What to produce —
Search the records below for the word "Percentage". Pull out each line that has it.

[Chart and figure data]
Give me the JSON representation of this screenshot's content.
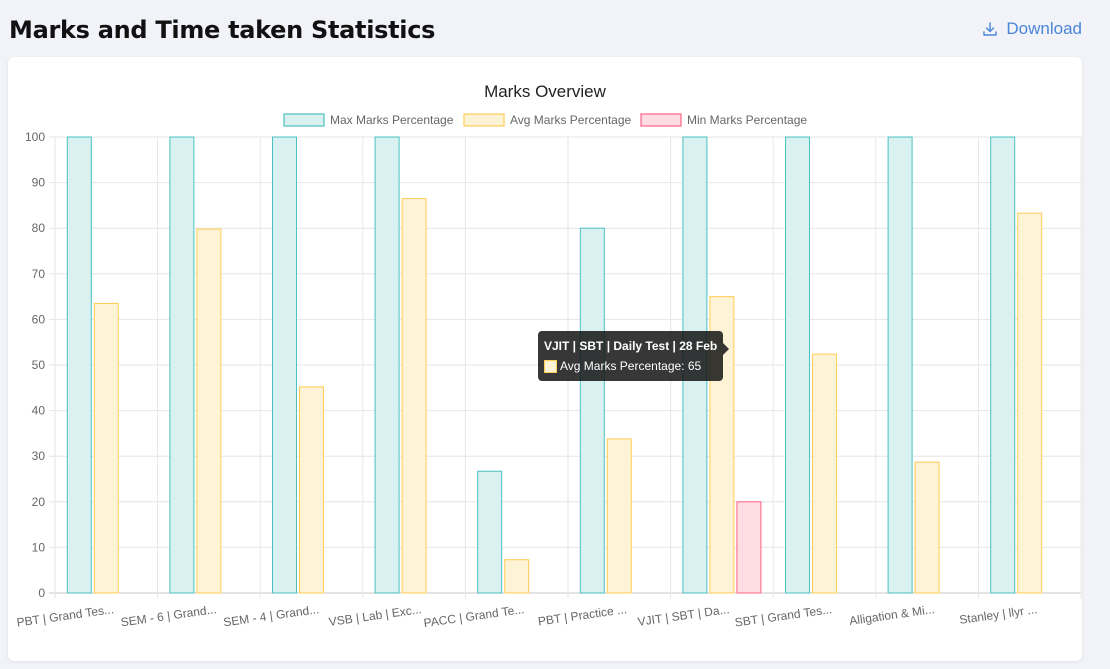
{
  "header": {
    "title": "Marks and Time taken Statistics",
    "download_label": "Download"
  },
  "tooltip": {
    "title": "VJIT | SBT | Daily Test | 28 Feb",
    "label": "Avg Marks Percentage: 65"
  },
  "chart_data": {
    "type": "bar",
    "title": "Marks Overview",
    "xlabel": "",
    "ylabel": "",
    "ylim": [
      0,
      100
    ],
    "yticks": [
      0,
      10,
      20,
      30,
      40,
      50,
      60,
      70,
      80,
      90,
      100
    ],
    "grid": true,
    "legend_position": "top",
    "categories": [
      "PBT | Grand Tes...",
      "SEM - 6 | Grand...",
      "SEM - 4 | Grand...",
      "VSB | Lab | Exc...",
      "PACC | Grand Te...",
      "PBT | Practice ...",
      "VJIT | SBT | Da...",
      "SBT | Grand Tes...",
      "Alligation & Mi...",
      "Stanley | llyr ..."
    ],
    "series": [
      {
        "name": "Max Marks Percentage",
        "fill": "#d9f1f1",
        "stroke": "#4bc0c0",
        "values": [
          100,
          100,
          100,
          100,
          26.7,
          80,
          100,
          100,
          100,
          100
        ]
      },
      {
        "name": "Avg Marks Percentage",
        "fill": "#fff3d6",
        "stroke": "#ffcd56",
        "values": [
          63.5,
          79.8,
          45.2,
          86.5,
          7.3,
          33.8,
          65,
          52.4,
          28.7,
          83.3
        ]
      },
      {
        "name": "Min Marks Percentage",
        "fill": "#ffdbe2",
        "stroke": "#ff6384",
        "values": [
          0,
          0,
          0,
          0,
          0,
          0,
          20,
          0,
          0,
          0
        ]
      }
    ]
  }
}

Output below —
    "label": "Avg Marks Percentage: 65"
        "name": "Max Marks Percentage",
        "name": "Avg Marks Percentage",
        "name": "Min Marks Percentage",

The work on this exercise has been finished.